» The task
Send back all the data below, exactly as given.

** START **

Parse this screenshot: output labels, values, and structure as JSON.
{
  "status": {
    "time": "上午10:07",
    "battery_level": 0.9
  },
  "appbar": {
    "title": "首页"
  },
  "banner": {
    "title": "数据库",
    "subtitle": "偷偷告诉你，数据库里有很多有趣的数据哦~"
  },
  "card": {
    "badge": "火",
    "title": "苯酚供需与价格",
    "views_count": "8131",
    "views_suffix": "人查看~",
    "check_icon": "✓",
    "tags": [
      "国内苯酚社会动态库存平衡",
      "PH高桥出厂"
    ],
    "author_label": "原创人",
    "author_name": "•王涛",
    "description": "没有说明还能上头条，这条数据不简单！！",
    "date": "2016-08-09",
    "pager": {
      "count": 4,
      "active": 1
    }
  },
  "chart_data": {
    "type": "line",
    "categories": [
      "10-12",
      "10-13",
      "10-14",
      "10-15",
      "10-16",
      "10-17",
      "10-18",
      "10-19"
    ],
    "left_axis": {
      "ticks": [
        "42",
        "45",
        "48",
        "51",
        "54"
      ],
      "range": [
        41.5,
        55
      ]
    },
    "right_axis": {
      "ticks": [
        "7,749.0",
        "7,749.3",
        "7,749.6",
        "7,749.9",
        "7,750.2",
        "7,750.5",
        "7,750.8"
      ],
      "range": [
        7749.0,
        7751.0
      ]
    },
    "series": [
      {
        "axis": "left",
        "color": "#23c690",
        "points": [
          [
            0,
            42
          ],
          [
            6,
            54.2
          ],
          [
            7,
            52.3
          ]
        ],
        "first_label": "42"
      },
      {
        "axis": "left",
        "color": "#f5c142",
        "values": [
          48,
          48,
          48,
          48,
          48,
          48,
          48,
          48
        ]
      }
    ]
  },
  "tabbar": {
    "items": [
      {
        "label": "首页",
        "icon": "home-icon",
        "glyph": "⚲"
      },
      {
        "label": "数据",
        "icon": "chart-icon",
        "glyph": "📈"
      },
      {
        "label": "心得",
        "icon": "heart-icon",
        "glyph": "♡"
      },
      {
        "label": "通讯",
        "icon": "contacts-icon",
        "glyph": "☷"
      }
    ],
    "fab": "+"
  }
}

** END **

» Written solution
Parse this screenshot: output labels, values, and structure as JSON.
{
  "status": {
    "time": "上午10:07",
    "battery_level": 0.9
  },
  "appbar": {
    "title": "首页"
  },
  "banner": {
    "title": "数据库",
    "subtitle": "偷偷告诉你，数据库里有很多有趣的数据哦~"
  },
  "card": {
    "badge": "火",
    "title": "苯酚供需与价格",
    "views_count": "8131",
    "views_suffix": "人查看~",
    "check_icon": "✓",
    "tags": [
      "国内苯酚社会动态库存平衡",
      "PH高桥出厂"
    ],
    "author_label": "原创人",
    "author_name": "•王涛",
    "description": "没有说明还能上头条，这条数据不简单！！",
    "date": "2016-08-09",
    "pager": {
      "count": 4,
      "active": 1
    }
  },
  "chart_data": {
    "type": "line",
    "categories": [
      "10-12",
      "10-13",
      "10-14",
      "10-15",
      "10-16",
      "10-17",
      "10-18",
      "10-19"
    ],
    "left_axis": {
      "ticks": [
        "42",
        "45",
        "48",
        "51",
        "54"
      ],
      "range": [
        41.5,
        55
      ]
    },
    "right_axis": {
      "ticks": [
        "7,749.0",
        "7,749.3",
        "7,749.6",
        "7,749.9",
        "7,750.2",
        "7,750.5",
        "7,750.8"
      ],
      "range": [
        7749.0,
        7751.0
      ]
    },
    "series": [
      {
        "axis": "left",
        "color": "#23c690",
        "points": [
          [
            0,
            42
          ],
          [
            6,
            54.2
          ],
          [
            7,
            52.3
          ]
        ],
        "first_label": "42"
      },
      {
        "axis": "left",
        "color": "#f5c142",
        "values": [
          48,
          48,
          48,
          48,
          48,
          48,
          48,
          48
        ]
      }
    ]
  },
  "tabbar": {
    "items": [
      {
        "label": "首页",
        "icon": "home-icon",
        "glyph": "⚲"
      },
      {
        "label": "数据",
        "icon": "chart-icon",
        "glyph": "📈"
      },
      {
        "label": "心得",
        "icon": "heart-icon",
        "glyph": "♡"
      },
      {
        "label": "通讯",
        "icon": "contacts-icon",
        "glyph": "☷"
      }
    ],
    "fab": "+"
  }
}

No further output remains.